# Work required
Every line with the string "Jakarta" should be gathered.

# Provided data
□ □ □ □ □ □ □

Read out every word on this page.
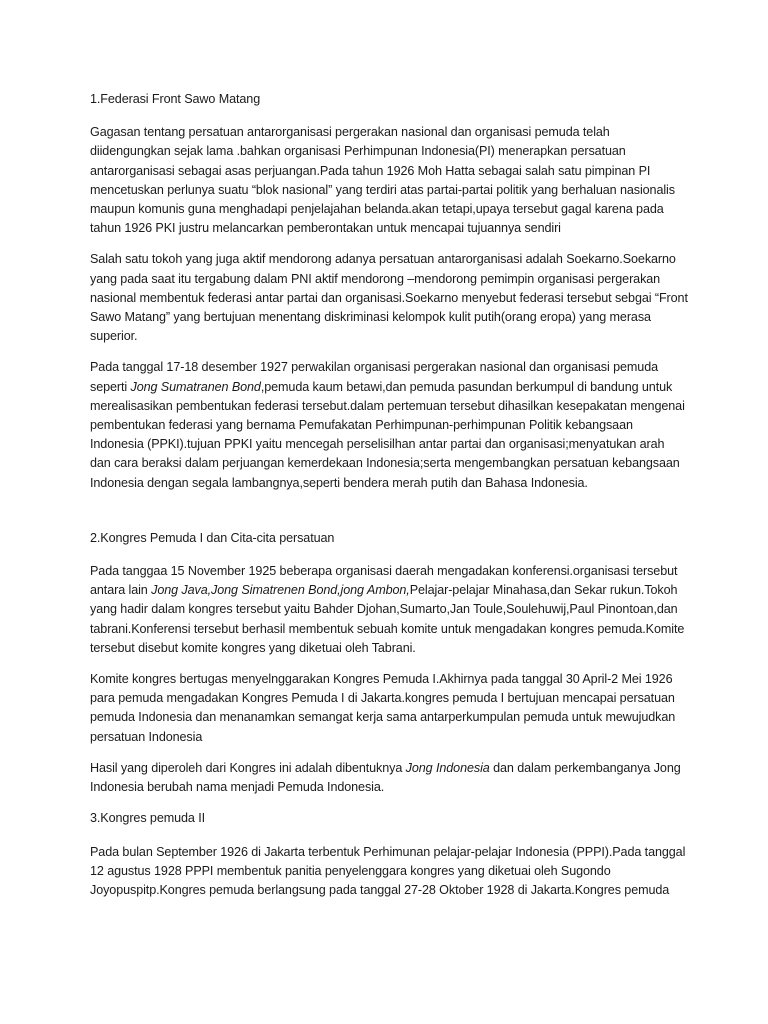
1.Federasi Front Sawo Matang

Gagasan tentang persatuan antarorganisasi pergerakan nasional dan organisasi pemuda telah diidengungkan sejak lama .bahkan organisasi Perhimpunan Indonesia(PI) menerapkan persatuan antarorganisasi sebagai asas perjuangan.Pada tahun 1926 Moh Hatta sebagai salah satu pimpinan PI mencetuskan perlunya suatu “blok nasional” yang terdiri atas partai-partai politik yang berhaluan nasionalis maupun komunis guna menghadapi penjelajahan belanda.akan tetapi,upaya tersebut gagal karena pada tahun 1926 PKI justru melancarkan pemberontakan untuk mencapai tujuannya sendiri

Salah satu tokoh yang juga aktif mendorong adanya persatuan antarorganisasi adalah Soekarno.Soekarno yang pada saat itu tergabung dalam PNI aktif mendorong –mendorong pemimpin organisasi pergerakan nasional membentuk federasi antar partai dan organisasi.Soekarno menyebut federasi tersebut sebgai “Front Sawo Matang” yang bertujuan menentang diskriminasi kelompok kulit putih(orang eropa) yang merasa superior.

Pada tanggal 17-18 desember 1927 perwakilan organisasi pergerakan nasional dan organisasi pemuda seperti Jong Sumatranen Bond,pemuda kaum betawi,dan pemuda pasundan berkumpul di bandung untuk merealisasikan pembentukan federasi tersebut.dalam pertemuan tersebut dihasilkan kesepakatan mengenai pembentukan federasi yang bernama Pemufakatan Perhimpunan-perhimpunan Politik kebangsaan Indonesia (PPKI).tujuan PPKI yaitu mencegah perselisilhan antar partai dan organisasi;menyatukan arah dan cara beraksi dalam perjuangan kemerdekaan Indonesia;serta mengembangkan persatuan kebangsaan Indonesia dengan segala lambangnya,seperti bendera merah putih dan Bahasa Indonesia.

2.Kongres Pemuda I dan Cita-cita persatuan

Pada tanggaa 15 November 1925 beberapa organisasi daerah mengadakan konferensi.organisasi tersebut antara lain Jong Java,Jong Simatrenen Bond,jong Ambon,Pelajar-pelajar Minahasa,dan Sekar rukun.Tokoh yang hadir dalam kongres tersebut yaitu Bahder Djohan,Sumarto,Jan Toule,Soulehuwij,Paul Pinontoan,dan tabrani.Konferensi tersebut berhasil membentuk sebuah komite untuk mengadakan kongres pemuda.Komite tersebut disebut komite kongres yang diketuai oleh Tabrani.

Komite kongres bertugas menyelnggarakan Kongres Pemuda I.Akhirnya pada tanggal 30 April-2 Mei 1926 para pemuda mengadakan Kongres Pemuda I di Jakarta.kongres pemuda I bertujuan mencapai persatuan pemuda Indonesia dan menanamkan semangat kerja sama antarperkumpulan pemuda untuk mewujudkan persatuan Indonesia

Hasil yang diperoleh dari Kongres ini adalah dibentuknya Jong Indonesia dan dalam perkembanganya Jong Indonesia berubah nama menjadi Pemuda Indonesia.

3.Kongres pemuda II

Pada bulan September 1926 di Jakarta terbentuk Perhimunan pelajar-pelajar Indonesia (PPPI).Pada tanggal 12 agustus 1928 PPPI membentuk panitia penyelenggara kongres yang diketuai oleh Sugondo Joyopuspitp.Kongres pemuda berlangsung pada tanggal 27-28 Oktober 1928 di Jakarta.Kongres pemuda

□ □ □ □ □ □ □

# Output below
Komite kongres bertugas menyelnggarakan Kongres Pemuda I.Akhirnya pada tanggal 30 April-2 Mei 1926 para pemuda mengadakan Kongres Pemuda I di Jakarta.kongres pemuda I bertujuan mencapai persatuan pemuda Indonesia dan menanamkan semangat kerja sama antarperkumpulan pemuda untuk mewujudkan persatuan Indonesia
Pada bulan September 1926 di Jakarta terbentuk Perhimunan pelajar-pelajar Indonesia (PPPI).Pada tanggal 12 agustus 1928 PPPI membentuk panitia penyelenggara kongres yang diketuai oleh Sugondo Joyopuspitp.Kongres pemuda berlangsung pada tanggal 27-28 Oktober 1928 di Jakarta.Kongres pemuda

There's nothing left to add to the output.